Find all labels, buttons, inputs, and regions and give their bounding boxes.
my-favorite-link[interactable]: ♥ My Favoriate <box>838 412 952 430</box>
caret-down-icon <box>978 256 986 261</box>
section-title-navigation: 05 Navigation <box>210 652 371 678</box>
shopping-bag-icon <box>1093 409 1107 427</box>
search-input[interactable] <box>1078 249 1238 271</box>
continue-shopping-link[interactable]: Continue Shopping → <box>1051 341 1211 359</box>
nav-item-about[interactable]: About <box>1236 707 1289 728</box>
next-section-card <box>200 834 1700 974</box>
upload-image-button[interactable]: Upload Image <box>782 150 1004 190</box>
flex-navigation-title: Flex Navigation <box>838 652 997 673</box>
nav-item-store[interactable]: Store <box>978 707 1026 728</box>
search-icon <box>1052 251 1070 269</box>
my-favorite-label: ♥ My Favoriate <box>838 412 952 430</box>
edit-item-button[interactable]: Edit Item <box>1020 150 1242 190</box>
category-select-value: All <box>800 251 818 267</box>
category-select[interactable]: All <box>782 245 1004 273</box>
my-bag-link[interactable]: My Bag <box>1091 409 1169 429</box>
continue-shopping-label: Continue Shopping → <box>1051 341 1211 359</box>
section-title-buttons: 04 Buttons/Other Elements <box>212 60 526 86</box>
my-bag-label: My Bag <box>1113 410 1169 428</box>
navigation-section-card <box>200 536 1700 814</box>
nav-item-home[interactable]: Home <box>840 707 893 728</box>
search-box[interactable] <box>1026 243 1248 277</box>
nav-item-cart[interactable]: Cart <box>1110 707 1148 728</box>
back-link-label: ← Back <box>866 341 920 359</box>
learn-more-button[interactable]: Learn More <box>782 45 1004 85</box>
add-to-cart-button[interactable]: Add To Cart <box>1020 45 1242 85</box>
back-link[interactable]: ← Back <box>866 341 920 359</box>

Problem description | Pull out every line of the records that contains the string "favorite", treating uppercase and lowercase as different, and copy each such line in full.

The completed task |
my-favorite-link[interactable]: ♥ My Favoriate <box>838 412 952 430</box>
my-favorite-label: ♥ My Favoriate <box>838 412 952 430</box>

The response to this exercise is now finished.